**GIVEN PROBLEM**
Provide the data again in its entirety, exactly as given.

**Extracted data entries**
· · · · ·

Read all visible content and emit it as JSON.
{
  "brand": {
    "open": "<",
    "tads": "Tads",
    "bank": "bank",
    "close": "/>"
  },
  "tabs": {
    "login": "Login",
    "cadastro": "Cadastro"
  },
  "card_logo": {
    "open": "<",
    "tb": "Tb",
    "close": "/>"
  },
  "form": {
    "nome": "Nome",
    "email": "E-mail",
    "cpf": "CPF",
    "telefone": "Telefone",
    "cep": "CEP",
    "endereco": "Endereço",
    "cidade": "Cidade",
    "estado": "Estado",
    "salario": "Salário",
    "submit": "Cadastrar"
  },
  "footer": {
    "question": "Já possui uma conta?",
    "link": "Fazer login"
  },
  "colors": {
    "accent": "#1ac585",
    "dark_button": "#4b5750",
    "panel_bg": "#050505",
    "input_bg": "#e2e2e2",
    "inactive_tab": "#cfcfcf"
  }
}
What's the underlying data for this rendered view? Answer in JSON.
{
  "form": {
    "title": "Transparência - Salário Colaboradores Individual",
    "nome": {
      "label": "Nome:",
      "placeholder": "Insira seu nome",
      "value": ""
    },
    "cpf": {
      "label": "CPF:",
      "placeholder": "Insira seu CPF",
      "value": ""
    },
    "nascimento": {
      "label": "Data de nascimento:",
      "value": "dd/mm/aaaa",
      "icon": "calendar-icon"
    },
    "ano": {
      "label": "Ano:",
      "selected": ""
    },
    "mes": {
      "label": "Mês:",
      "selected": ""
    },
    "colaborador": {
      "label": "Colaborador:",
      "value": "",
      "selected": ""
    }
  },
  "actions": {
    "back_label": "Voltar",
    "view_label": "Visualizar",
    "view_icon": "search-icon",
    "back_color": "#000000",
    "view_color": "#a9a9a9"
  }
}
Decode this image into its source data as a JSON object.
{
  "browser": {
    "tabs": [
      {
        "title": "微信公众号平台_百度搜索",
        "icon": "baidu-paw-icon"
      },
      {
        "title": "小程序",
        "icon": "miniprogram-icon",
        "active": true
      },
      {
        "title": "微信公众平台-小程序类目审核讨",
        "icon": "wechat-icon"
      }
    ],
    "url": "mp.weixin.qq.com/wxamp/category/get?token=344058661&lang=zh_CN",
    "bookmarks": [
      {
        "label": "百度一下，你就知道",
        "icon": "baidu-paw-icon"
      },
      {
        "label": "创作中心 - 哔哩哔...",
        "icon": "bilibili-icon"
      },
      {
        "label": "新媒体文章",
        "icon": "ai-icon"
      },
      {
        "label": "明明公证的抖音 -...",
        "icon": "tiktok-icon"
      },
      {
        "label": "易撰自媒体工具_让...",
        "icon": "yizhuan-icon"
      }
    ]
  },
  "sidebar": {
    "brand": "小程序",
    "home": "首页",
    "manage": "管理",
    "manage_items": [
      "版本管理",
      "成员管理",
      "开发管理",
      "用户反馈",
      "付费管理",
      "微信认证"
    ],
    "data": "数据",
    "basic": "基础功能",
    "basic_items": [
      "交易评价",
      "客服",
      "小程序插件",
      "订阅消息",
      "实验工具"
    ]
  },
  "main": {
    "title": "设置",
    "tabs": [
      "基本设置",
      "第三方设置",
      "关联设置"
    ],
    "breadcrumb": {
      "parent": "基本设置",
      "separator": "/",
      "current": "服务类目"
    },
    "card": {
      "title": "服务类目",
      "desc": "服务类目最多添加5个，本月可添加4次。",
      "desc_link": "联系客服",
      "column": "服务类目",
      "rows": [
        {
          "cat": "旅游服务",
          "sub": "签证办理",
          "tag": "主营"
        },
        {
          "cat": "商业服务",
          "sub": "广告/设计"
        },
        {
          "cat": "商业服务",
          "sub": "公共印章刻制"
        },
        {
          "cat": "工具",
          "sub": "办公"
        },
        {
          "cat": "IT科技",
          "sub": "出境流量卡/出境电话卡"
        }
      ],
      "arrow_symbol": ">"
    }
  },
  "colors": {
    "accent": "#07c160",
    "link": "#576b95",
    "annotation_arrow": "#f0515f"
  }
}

· · · · ·

**ANSWER TO THE PROBLEM**
Read all visible content and emit it as JSON.
{
  "brand": {
    "open": "<",
    "tads": "Tads",
    "bank": "bank",
    "close": "/>"
  },
  "tabs": {
    "login": "Login",
    "cadastro": "Cadastro"
  },
  "card_logo": {
    "open": "<",
    "tb": "Tb",
    "close": "/>"
  },
  "form": {
    "nome": "Nome",
    "email": "E-mail",
    "cpf": "CPF",
    "telefone": "Telefone",
    "cep": "CEP",
    "endereco": "Endereço",
    "cidade": "Cidade",
    "estado": "Estado",
    "salario": "Salário",
    "submit": "Cadastrar"
  },
  "footer": {
    "question": "Já possui uma conta?",
    "link": "Fazer login"
  },
  "colors": {
    "accent": "#1ac585",
    "dark_button": "#4b5750",
    "panel_bg": "#050505",
    "input_bg": "#e2e2e2",
    "inactive_tab": "#cfcfcf"
  }
}
What's the underlying data for this rendered view? Answer in JSON.
{
  "form": {
    "title": "Transparência - Salário Colaboradores Individual",
    "nome": {
      "label": "Nome:",
      "placeholder": "Insira seu nome",
      "value": ""
    },
    "cpf": {
      "label": "CPF:",
      "placeholder": "Insira seu CPF",
      "value": ""
    },
    "nascimento": {
      "label": "Data de nascimento:",
      "value": "dd/mm/aaaa",
      "icon": "calendar-icon"
    },
    "ano": {
      "label": "Ano:",
      "selected": ""
    },
    "mes": {
      "label": "Mês:",
      "selected": ""
    },
    "colaborador": {
      "label": "Colaborador:",
      "value": "",
      "selected": ""
    }
  },
  "actions": {
    "back_label": "Voltar",
    "view_label": "Visualizar",
    "view_icon": "search-icon",
    "back_color": "#000000",
    "view_color": "#a9a9a9"
  }
}
Decode this image into its source data as a JSON object.
{
  "browser": {
    "tabs": [
      {
        "title": "微信公众号平台_百度搜索",
        "icon": "baidu-paw-icon"
      },
      {
        "title": "小程序",
        "icon": "miniprogram-icon",
        "active": true
      },
      {
        "title": "微信公众平台-小程序类目审核讨",
        "icon": "wechat-icon"
      }
    ],
    "url": "mp.weixin.qq.com/wxamp/category/get?token=344058661&lang=zh_CN",
    "bookmarks": [
      {
        "label": "百度一下，你就知道",
        "icon": "baidu-paw-icon"
      },
      {
        "label": "创作中心 - 哔哩哔...",
        "icon": "bilibili-icon"
      },
      {
        "label": "新媒体文章",
        "icon": "ai-icon"
      },
      {
        "label": "明明公证的抖音 -...",
        "icon": "tiktok-icon"
      },
      {
        "label": "易撰自媒体工具_让...",
        "icon": "yizhuan-icon"
      }
    ]
  },
  "sidebar": {
    "brand": "小程序",
    "home": "首页",
    "manage": "管理",
    "manage_items": [
      "版本管理",
      "成员管理",
      "开发管理",
      "用户反馈",
      "付费管理",
      "微信认证"
    ],
    "data": "数据",
    "basic": "基础功能",
    "basic_items": [
      "交易评价",
      "客服",
      "小程序插件",
      "订阅消息",
      "实验工具"
    ]
  },
  "main": {
    "title": "设置",
    "tabs": [
      "基本设置",
      "第三方设置",
      "关联设置"
    ],
    "breadcrumb": {
      "parent": "基本设置",
      "separator": "/",
      "current": "服务类目"
    },
    "card": {
      "title": "服务类目",
      "desc": "服务类目最多添加5个，本月可添加4次。",
      "desc_link": "联系客服",
      "column": "服务类目",
      "rows": [
        {
          "cat": "旅游服务",
          "sub": "签证办理",
          "tag": "主营"
        },
        {
          "cat": "商业服务",
          "sub": "广告/设计"
        },
        {
          "cat": "商业服务",
          "sub": "公共印章刻制"
        },
        {
          "cat": "工具",
          "sub": "办公"
        },
        {
          "cat": "IT科技",
          "sub": "出境流量卡/出境电话卡"
        }
      ],
      "arrow_symbol": ">"
    }
  },
  "colors": {
    "accent": "#07c160",
    "link": "#576b95",
    "annotation_arrow": "#f0515f"
  }
}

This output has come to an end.